DATASET RECORDS

════════

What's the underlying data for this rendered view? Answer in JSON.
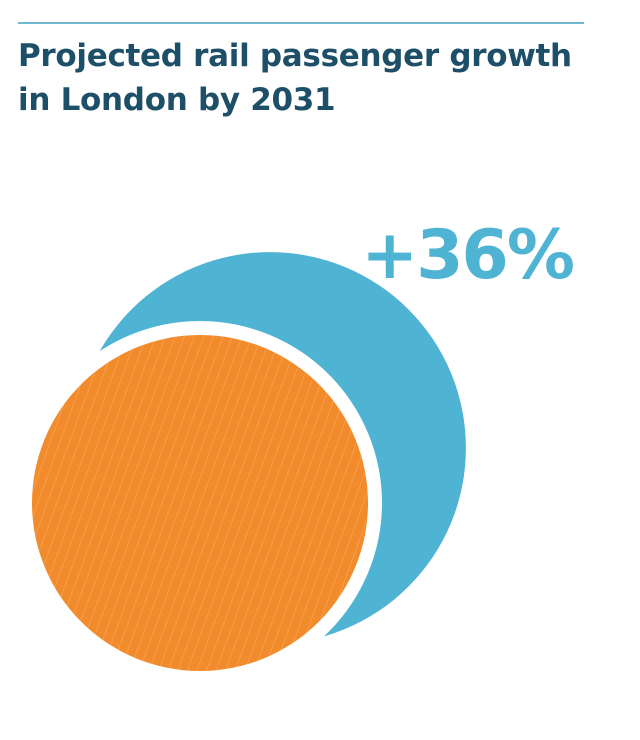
{
  "title_lines": [
    "Projected rail passenger growth",
    "in London by 2031"
  ],
  "colors": {
    "rule": "#6fb8cf",
    "title": "#1e4f68",
    "projected": "#4fb3d3",
    "current": "#f28b2b",
    "hatch": "#f7b679",
    "gap": "#ffffff"
  },
  "chart_data": {
    "type": "bubble",
    "title": "Projected rail passenger growth in London by 2031",
    "series": [
      {
        "value": 100
      },
      {
        "value": 136
      }
    ],
    "annotations": [
      {
        "text": "+36%",
        "value": 36,
        "unit": "%"
      }
    ]
  }
}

════════

DO THIS
Your task is to reproduce all of the material exactly. The pictures stay out.

TASK RESPONSE
What's the underlying data for this rendered view? Answer in JSON.
{
  "title_lines": [
    "Projected rail passenger growth",
    "in London by 2031"
  ],
  "colors": {
    "rule": "#6fb8cf",
    "title": "#1e4f68",
    "projected": "#4fb3d3",
    "current": "#f28b2b",
    "hatch": "#f7b679",
    "gap": "#ffffff"
  },
  "chart_data": {
    "type": "bubble",
    "title": "Projected rail passenger growth in London by 2031",
    "series": [
      {
        "value": 100
      },
      {
        "value": 136
      }
    ],
    "annotations": [
      {
        "text": "+36%",
        "value": 36,
        "unit": "%"
      }
    ]
  }
}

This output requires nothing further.